=== Task description ===
Will you give every entry again exactly as it stands?

....

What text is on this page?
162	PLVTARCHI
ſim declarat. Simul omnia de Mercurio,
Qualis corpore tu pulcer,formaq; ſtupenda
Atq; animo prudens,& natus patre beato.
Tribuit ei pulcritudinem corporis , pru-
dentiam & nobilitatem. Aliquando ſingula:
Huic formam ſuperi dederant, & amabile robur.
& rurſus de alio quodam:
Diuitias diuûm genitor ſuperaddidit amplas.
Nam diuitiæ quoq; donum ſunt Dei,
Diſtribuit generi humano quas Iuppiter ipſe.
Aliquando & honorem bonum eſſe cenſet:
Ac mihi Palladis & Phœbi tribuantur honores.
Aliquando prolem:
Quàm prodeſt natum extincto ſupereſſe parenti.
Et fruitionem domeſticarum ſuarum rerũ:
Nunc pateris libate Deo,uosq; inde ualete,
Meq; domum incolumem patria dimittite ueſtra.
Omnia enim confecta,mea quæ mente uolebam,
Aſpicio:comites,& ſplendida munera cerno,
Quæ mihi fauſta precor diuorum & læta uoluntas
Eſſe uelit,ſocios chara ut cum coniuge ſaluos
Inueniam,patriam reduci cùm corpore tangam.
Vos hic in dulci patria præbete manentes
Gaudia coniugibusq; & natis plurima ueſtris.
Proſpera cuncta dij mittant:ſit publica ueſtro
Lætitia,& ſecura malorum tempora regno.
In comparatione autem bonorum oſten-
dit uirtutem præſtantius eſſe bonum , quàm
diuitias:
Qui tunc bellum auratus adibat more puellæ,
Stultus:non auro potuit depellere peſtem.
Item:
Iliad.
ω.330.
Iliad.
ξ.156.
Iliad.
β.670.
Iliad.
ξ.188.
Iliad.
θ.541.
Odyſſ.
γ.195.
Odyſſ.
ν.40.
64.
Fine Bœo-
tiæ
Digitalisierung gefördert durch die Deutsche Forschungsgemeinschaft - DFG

....

=== Response for this exercise ===
What text is on this page?
162	PLVTARCHI
ſim declarat. Simul omnia de Mercurio,
Qualis corpore tu pulcer,formaq; ſtupenda
Atq; animo prudens,& natus patre beato.
Tribuit ei pulcritudinem corporis , pru-
dentiam & nobilitatem. Aliquando ſingula:
Huic formam ſuperi dederant, & amabile robur.
& rurſus de alio quodam:
Diuitias diuûm genitor ſuperaddidit amplas.
Nam diuitiæ quoq; donum ſunt Dei,
Diſtribuit generi humano quas Iuppiter ipſe.
Aliquando & honorem bonum eſſe cenſet:
Ac mihi Palladis & Phœbi tribuantur honores.
Aliquando prolem:
Quàm prodeſt natum extincto ſupereſſe parenti.
Et fruitionem domeſticarum ſuarum rerũ:
Nunc pateris libate Deo,uosq; inde ualete,
Meq; domum incolumem patria dimittite ueſtra.
Omnia enim confecta,mea quæ mente uolebam,
Aſpicio:comites,& ſplendida munera cerno,
Quæ mihi fauſta precor diuorum & læta uoluntas
Eſſe uelit,ſocios chara ut cum coniuge ſaluos
Inueniam,patriam reduci cùm corpore tangam.
Vos hic in dulci patria præbete manentes
Gaudia coniugibusq; & natis plurima ueſtris.
Proſpera cuncta dij mittant:ſit publica ueſtro
Lætitia,& ſecura malorum tempora regno.
In comparatione autem bonorum oſten-
dit uirtutem præſtantius eſſe bonum , quàm
diuitias:
Qui tunc bellum auratus adibat more puellæ,
Stultus:non auro potuit depellere peſtem.
Item:
Iliad.
ω.330.
Iliad.
ξ.156.
Iliad.
β.670.
Iliad.
ξ.188.
Iliad.
θ.541.
Odyſſ.
γ.195.
Odyſſ.
ν.40.
64.
Fine Bœo-
tiæ
Digitalisierung gefördert durch die Deutsche Forschungsgemeinschaft - DFG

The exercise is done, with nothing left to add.